◆ The request ◆
Each of the entries should be retyped precisely as it appears.

◆ Listed records ◆
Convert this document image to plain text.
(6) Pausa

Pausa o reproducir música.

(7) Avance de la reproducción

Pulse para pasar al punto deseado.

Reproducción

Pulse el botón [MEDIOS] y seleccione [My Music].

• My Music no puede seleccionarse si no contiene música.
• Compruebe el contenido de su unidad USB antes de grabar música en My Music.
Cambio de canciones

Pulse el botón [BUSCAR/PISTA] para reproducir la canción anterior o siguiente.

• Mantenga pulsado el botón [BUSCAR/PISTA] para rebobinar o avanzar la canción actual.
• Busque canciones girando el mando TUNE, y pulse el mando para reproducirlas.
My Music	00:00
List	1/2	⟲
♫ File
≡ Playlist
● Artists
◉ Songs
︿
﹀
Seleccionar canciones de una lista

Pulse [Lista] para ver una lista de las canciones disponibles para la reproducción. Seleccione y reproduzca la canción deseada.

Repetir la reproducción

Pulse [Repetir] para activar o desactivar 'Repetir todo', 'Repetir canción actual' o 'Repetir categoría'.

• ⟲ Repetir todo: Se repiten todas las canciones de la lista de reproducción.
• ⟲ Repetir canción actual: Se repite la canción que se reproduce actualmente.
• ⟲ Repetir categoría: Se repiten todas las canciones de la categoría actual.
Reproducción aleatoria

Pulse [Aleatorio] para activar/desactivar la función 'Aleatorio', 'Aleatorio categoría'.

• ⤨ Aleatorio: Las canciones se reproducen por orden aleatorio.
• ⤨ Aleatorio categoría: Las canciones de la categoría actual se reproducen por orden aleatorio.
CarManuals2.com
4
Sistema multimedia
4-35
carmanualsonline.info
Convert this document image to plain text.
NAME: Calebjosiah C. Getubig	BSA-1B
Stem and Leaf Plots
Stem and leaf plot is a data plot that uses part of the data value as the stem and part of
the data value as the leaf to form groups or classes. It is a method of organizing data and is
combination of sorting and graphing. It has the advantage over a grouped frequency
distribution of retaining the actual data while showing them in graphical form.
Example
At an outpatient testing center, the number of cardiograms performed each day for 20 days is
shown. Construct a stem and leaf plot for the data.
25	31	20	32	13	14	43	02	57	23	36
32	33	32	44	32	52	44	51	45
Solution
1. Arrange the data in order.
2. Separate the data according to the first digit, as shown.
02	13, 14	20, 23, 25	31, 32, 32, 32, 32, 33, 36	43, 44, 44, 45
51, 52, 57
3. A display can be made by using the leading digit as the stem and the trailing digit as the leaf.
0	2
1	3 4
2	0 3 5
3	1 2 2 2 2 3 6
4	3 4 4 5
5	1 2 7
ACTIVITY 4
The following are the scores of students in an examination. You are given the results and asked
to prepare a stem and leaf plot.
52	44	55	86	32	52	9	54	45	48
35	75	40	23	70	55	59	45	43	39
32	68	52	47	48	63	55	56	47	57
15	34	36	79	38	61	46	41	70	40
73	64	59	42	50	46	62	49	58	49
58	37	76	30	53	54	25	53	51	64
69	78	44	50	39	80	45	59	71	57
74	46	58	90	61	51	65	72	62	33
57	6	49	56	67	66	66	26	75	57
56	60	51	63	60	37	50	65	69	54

◆ Solution to this problem ◆
Convert this document image to plain text.
(6) Pausa

Pausa o reproducir música.

(7) Avance de la reproducción

Pulse para pasar al punto deseado.

Reproducción

Pulse el botón [MEDIOS] y seleccione [My Music].

• My Music no puede seleccionarse si no contiene música.
• Compruebe el contenido de su unidad USB antes de grabar música en My Music.
Cambio de canciones

Pulse el botón [BUSCAR/PISTA] para reproducir la canción anterior o siguiente.

• Mantenga pulsado el botón [BUSCAR/PISTA] para rebobinar o avanzar la canción actual.
• Busque canciones girando el mando TUNE, y pulse el mando para reproducirlas.
My Music	00:00
List	1/2	⟲
♫ File
≡ Playlist
● Artists
◉ Songs
︿
﹀
Seleccionar canciones de una lista

Pulse [Lista] para ver una lista de las canciones disponibles para la reproducción. Seleccione y reproduzca la canción deseada.

Repetir la reproducción

Pulse [Repetir] para activar o desactivar 'Repetir todo', 'Repetir canción actual' o 'Repetir categoría'.

• ⟲ Repetir todo: Se repiten todas las canciones de la lista de reproducción.
• ⟲ Repetir canción actual: Se repite la canción que se reproduce actualmente.
• ⟲ Repetir categoría: Se repiten todas las canciones de la categoría actual.
Reproducción aleatoria

Pulse [Aleatorio] para activar/desactivar la función 'Aleatorio', 'Aleatorio categoría'.

• ⤨ Aleatorio: Las canciones se reproducen por orden aleatorio.
• ⤨ Aleatorio categoría: Las canciones de la categoría actual se reproducen por orden aleatorio.
CarManuals2.com
4
Sistema multimedia
4-35
carmanualsonline.info
Convert this document image to plain text.
NAME: Calebjosiah C. Getubig	BSA-1B
Stem and Leaf Plots
Stem and leaf plot is a data plot that uses part of the data value as the stem and part of
the data value as the leaf to form groups or classes. It is a method of organizing data and is
combination of sorting and graphing. It has the advantage over a grouped frequency
distribution of retaining the actual data while showing them in graphical form.
Example
At an outpatient testing center, the number of cardiograms performed each day for 20 days is
shown. Construct a stem and leaf plot for the data.
25	31	20	32	13	14	43	02	57	23	36
32	33	32	44	32	52	44	51	45
Solution
1. Arrange the data in order.
2. Separate the data according to the first digit, as shown.
02	13, 14	20, 23, 25	31, 32, 32, 32, 32, 33, 36	43, 44, 44, 45
51, 52, 57
3. A display can be made by using the leading digit as the stem and the trailing digit as the leaf.
0	2
1	3 4
2	0 3 5
3	1 2 2 2 2 3 6
4	3 4 4 5
5	1 2 7
ACTIVITY 4
The following are the scores of students in an examination. You are given the results and asked
to prepare a stem and leaf plot.
52	44	55	86	32	52	9	54	45	48
35	75	40	23	70	55	59	45	43	39
32	68	52	47	48	63	55	56	47	57
15	34	36	79	38	61	46	41	70	40
73	64	59	42	50	46	62	49	58	49
58	37	76	30	53	54	25	53	51	64
69	78	44	50	39	80	45	59	71	57
74	46	58	90	61	51	65	72	62	33
57	6	49	56	67	66	66	26	75	57
56	60	51	63	60	37	50	65	69	54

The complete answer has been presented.